## Figure dataset records
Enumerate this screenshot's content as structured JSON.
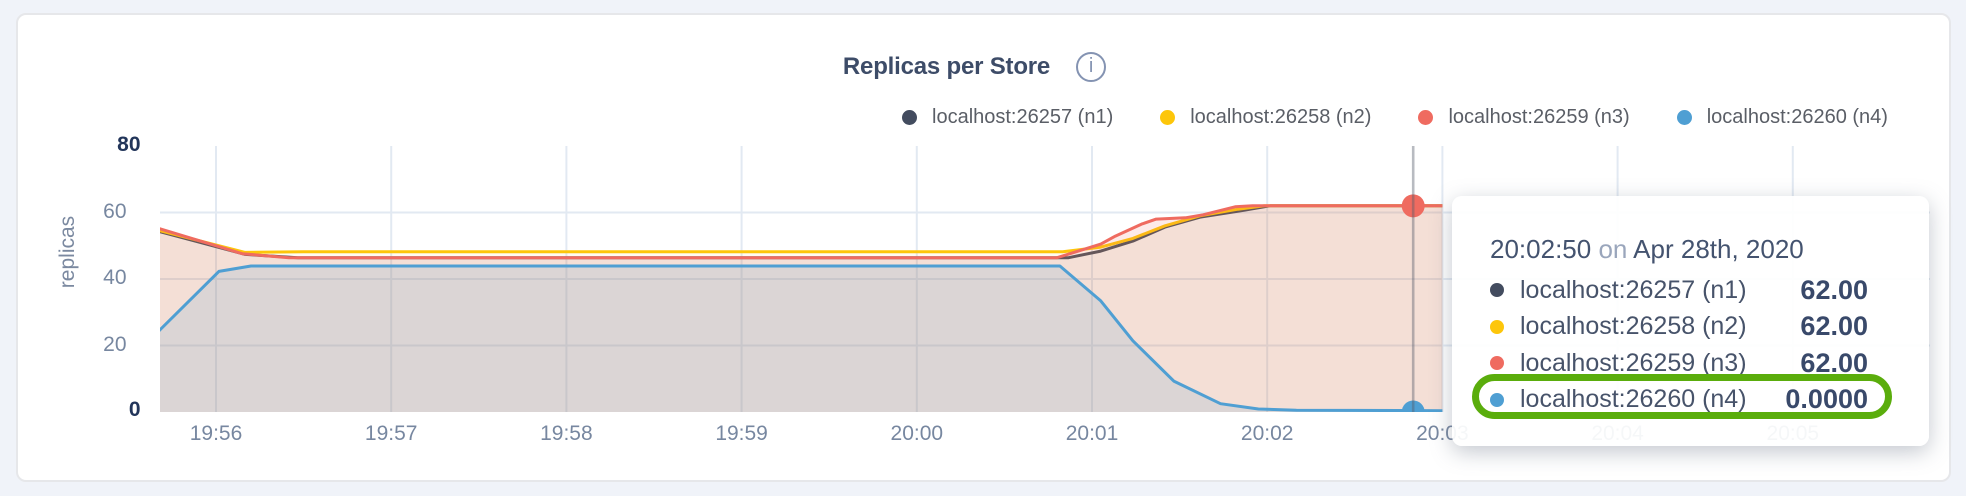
{
  "header": {
    "title": "Replicas per Store",
    "info_icon": "i"
  },
  "colors": {
    "page_background": "#f0f3f9",
    "card_background": "#ffffff",
    "gridline": "#e2e9f2",
    "crosshair": "#565d6b",
    "axis_tick_text": "#7787a0",
    "axis_minmax_text": "#22355a",
    "highlight_ring": "#5aad0c"
  },
  "legend": [
    {
      "label": "localhost:26257 (n1)",
      "color": "#434c5f"
    },
    {
      "label": "localhost:26258 (n2)",
      "color": "#fdc60a"
    },
    {
      "label": "localhost:26259 (n3)",
      "color": "#ef6b60"
    },
    {
      "label": "localhost:26260 (n4)",
      "color": "#4f9fd3"
    }
  ],
  "chart_data": {
    "type": "area",
    "title": "Replicas per Store",
    "xlabel": "",
    "ylabel": "replicas",
    "ylim": [
      0,
      80
    ],
    "y_ticks": [
      0,
      20,
      40,
      60,
      80
    ],
    "x_ticks": [
      "19:56",
      "19:57",
      "19:58",
      "19:59",
      "20:00",
      "20:01",
      "20:02",
      "20:03",
      "20:04",
      "20:05"
    ],
    "x_range": [
      "19:55:40",
      "20:03:00"
    ],
    "grid": true,
    "legend_position": "top",
    "series": [
      {
        "name": "localhost:26257 (n1)",
        "color": "#434c5f",
        "fill_opacity": 0.05,
        "points": [
          [
            "19:55:40",
            54.4
          ],
          [
            "19:56:10",
            47.4
          ],
          [
            "19:56:28",
            46.4
          ],
          [
            "20:00:52",
            46.4
          ],
          [
            "20:01:03",
            48.4
          ],
          [
            "20:01:14",
            51.4
          ],
          [
            "20:01:25",
            55.6
          ],
          [
            "20:01:37",
            58.6
          ],
          [
            "20:01:51",
            60.5
          ],
          [
            "20:02:01",
            62
          ],
          [
            "20:03:00",
            62
          ]
        ]
      },
      {
        "name": "localhost:26258 (n2)",
        "color": "#fdc60a",
        "fill_opacity": 0.055,
        "points": [
          [
            "19:55:40",
            54.7
          ],
          [
            "19:56:10",
            48.0
          ],
          [
            "19:56:30",
            48.2
          ],
          [
            "20:00:50",
            48.2
          ],
          [
            "20:01:03",
            49.6
          ],
          [
            "20:01:14",
            52.2
          ],
          [
            "20:01:25",
            56.0
          ],
          [
            "20:01:37",
            59.0
          ],
          [
            "20:01:50",
            61.0
          ],
          [
            "20:01:59",
            62
          ],
          [
            "20:03:00",
            62
          ]
        ]
      },
      {
        "name": "localhost:26259 (n3)",
        "color": "#ef6b60",
        "fill_opacity": 0.145,
        "points": [
          [
            "19:55:40",
            55.3
          ],
          [
            "19:56:09",
            47.6
          ],
          [
            "19:56:25",
            46.4
          ],
          [
            "19:56:48",
            46.4
          ],
          [
            "20:00:48",
            46.4
          ],
          [
            "20:01:03",
            50.5
          ],
          [
            "20:01:08",
            52.9
          ],
          [
            "20:01:17",
            56.5
          ],
          [
            "20:01:22",
            58.0
          ],
          [
            "20:01:32",
            58.4
          ],
          [
            "20:01:38",
            59.3
          ],
          [
            "20:01:49",
            61.7
          ],
          [
            "20:01:55",
            62
          ],
          [
            "20:03:00",
            62
          ]
        ]
      },
      {
        "name": "localhost:26260 (n4)",
        "color": "#4f9fd3",
        "fill_opacity": 0.15,
        "points": [
          [
            "19:55:40",
            24.0
          ],
          [
            "19:56:01",
            42.3
          ],
          [
            "19:56:12",
            43.9
          ],
          [
            "20:00:49",
            43.9
          ],
          [
            "20:01:03",
            33.4
          ],
          [
            "20:01:14",
            21.4
          ],
          [
            "20:01:28",
            9.3
          ],
          [
            "20:01:44",
            2.5
          ],
          [
            "20:01:57",
            0.9
          ],
          [
            "20:02:10",
            0.55
          ],
          [
            "20:03:00",
            0.4
          ]
        ]
      }
    ],
    "crosshair": {
      "time": "20:02:50",
      "points": [
        {
          "series": "localhost:26259 (n3)",
          "value": 62,
          "color": "#ef6b60"
        },
        {
          "series": "localhost:26260 (n4)",
          "value": 0,
          "color": "#4f9fd3"
        }
      ]
    }
  },
  "tooltip": {
    "time": "20:02:50",
    "on_word": "on",
    "date": "Apr 28th, 2020",
    "rows": [
      {
        "label": "localhost:26257 (n1)",
        "color": "#434c5f",
        "value": "62.00",
        "highlighted": false
      },
      {
        "label": "localhost:26258 (n2)",
        "color": "#fdc60a",
        "value": "62.00",
        "highlighted": false
      },
      {
        "label": "localhost:26259 (n3)",
        "color": "#ef6b60",
        "value": "62.00",
        "highlighted": false
      },
      {
        "label": "localhost:26260 (n4)",
        "color": "#4f9fd3",
        "value": "0.0000",
        "highlighted": true
      }
    ]
  }
}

## Work to complete
Transcribe the records above exactly, leaving out every picture.

## Result for this task
Enumerate this screenshot's content as structured JSON.
{
  "header": {
    "title": "Replicas per Store",
    "info_icon": "i"
  },
  "colors": {
    "page_background": "#f0f3f9",
    "card_background": "#ffffff",
    "gridline": "#e2e9f2",
    "crosshair": "#565d6b",
    "axis_tick_text": "#7787a0",
    "axis_minmax_text": "#22355a",
    "highlight_ring": "#5aad0c"
  },
  "legend": [
    {
      "label": "localhost:26257 (n1)",
      "color": "#434c5f"
    },
    {
      "label": "localhost:26258 (n2)",
      "color": "#fdc60a"
    },
    {
      "label": "localhost:26259 (n3)",
      "color": "#ef6b60"
    },
    {
      "label": "localhost:26260 (n4)",
      "color": "#4f9fd3"
    }
  ],
  "chart_data": {
    "type": "area",
    "title": "Replicas per Store",
    "xlabel": "",
    "ylabel": "replicas",
    "ylim": [
      0,
      80
    ],
    "y_ticks": [
      0,
      20,
      40,
      60,
      80
    ],
    "x_ticks": [
      "19:56",
      "19:57",
      "19:58",
      "19:59",
      "20:00",
      "20:01",
      "20:02",
      "20:03",
      "20:04",
      "20:05"
    ],
    "x_range": [
      "19:55:40",
      "20:03:00"
    ],
    "grid": true,
    "legend_position": "top",
    "series": [
      {
        "name": "localhost:26257 (n1)",
        "color": "#434c5f",
        "fill_opacity": 0.05,
        "points": [
          [
            "19:55:40",
            54.4
          ],
          [
            "19:56:10",
            47.4
          ],
          [
            "19:56:28",
            46.4
          ],
          [
            "20:00:52",
            46.4
          ],
          [
            "20:01:03",
            48.4
          ],
          [
            "20:01:14",
            51.4
          ],
          [
            "20:01:25",
            55.6
          ],
          [
            "20:01:37",
            58.6
          ],
          [
            "20:01:51",
            60.5
          ],
          [
            "20:02:01",
            62
          ],
          [
            "20:03:00",
            62
          ]
        ]
      },
      {
        "name": "localhost:26258 (n2)",
        "color": "#fdc60a",
        "fill_opacity": 0.055,
        "points": [
          [
            "19:55:40",
            54.7
          ],
          [
            "19:56:10",
            48.0
          ],
          [
            "19:56:30",
            48.2
          ],
          [
            "20:00:50",
            48.2
          ],
          [
            "20:01:03",
            49.6
          ],
          [
            "20:01:14",
            52.2
          ],
          [
            "20:01:25",
            56.0
          ],
          [
            "20:01:37",
            59.0
          ],
          [
            "20:01:50",
            61.0
          ],
          [
            "20:01:59",
            62
          ],
          [
            "20:03:00",
            62
          ]
        ]
      },
      {
        "name": "localhost:26259 (n3)",
        "color": "#ef6b60",
        "fill_opacity": 0.145,
        "points": [
          [
            "19:55:40",
            55.3
          ],
          [
            "19:56:09",
            47.6
          ],
          [
            "19:56:25",
            46.4
          ],
          [
            "19:56:48",
            46.4
          ],
          [
            "20:00:48",
            46.4
          ],
          [
            "20:01:03",
            50.5
          ],
          [
            "20:01:08",
            52.9
          ],
          [
            "20:01:17",
            56.5
          ],
          [
            "20:01:22",
            58.0
          ],
          [
            "20:01:32",
            58.4
          ],
          [
            "20:01:38",
            59.3
          ],
          [
            "20:01:49",
            61.7
          ],
          [
            "20:01:55",
            62
          ],
          [
            "20:03:00",
            62
          ]
        ]
      },
      {
        "name": "localhost:26260 (n4)",
        "color": "#4f9fd3",
        "fill_opacity": 0.15,
        "points": [
          [
            "19:55:40",
            24.0
          ],
          [
            "19:56:01",
            42.3
          ],
          [
            "19:56:12",
            43.9
          ],
          [
            "20:00:49",
            43.9
          ],
          [
            "20:01:03",
            33.4
          ],
          [
            "20:01:14",
            21.4
          ],
          [
            "20:01:28",
            9.3
          ],
          [
            "20:01:44",
            2.5
          ],
          [
            "20:01:57",
            0.9
          ],
          [
            "20:02:10",
            0.55
          ],
          [
            "20:03:00",
            0.4
          ]
        ]
      }
    ],
    "crosshair": {
      "time": "20:02:50",
      "points": [
        {
          "series": "localhost:26259 (n3)",
          "value": 62,
          "color": "#ef6b60"
        },
        {
          "series": "localhost:26260 (n4)",
          "value": 0,
          "color": "#4f9fd3"
        }
      ]
    }
  },
  "tooltip": {
    "time": "20:02:50",
    "on_word": "on",
    "date": "Apr 28th, 2020",
    "rows": [
      {
        "label": "localhost:26257 (n1)",
        "color": "#434c5f",
        "value": "62.00",
        "highlighted": false
      },
      {
        "label": "localhost:26258 (n2)",
        "color": "#fdc60a",
        "value": "62.00",
        "highlighted": false
      },
      {
        "label": "localhost:26259 (n3)",
        "color": "#ef6b60",
        "value": "62.00",
        "highlighted": false
      },
      {
        "label": "localhost:26260 (n4)",
        "color": "#4f9fd3",
        "value": "0.0000",
        "highlighted": true
      }
    ]
  }
}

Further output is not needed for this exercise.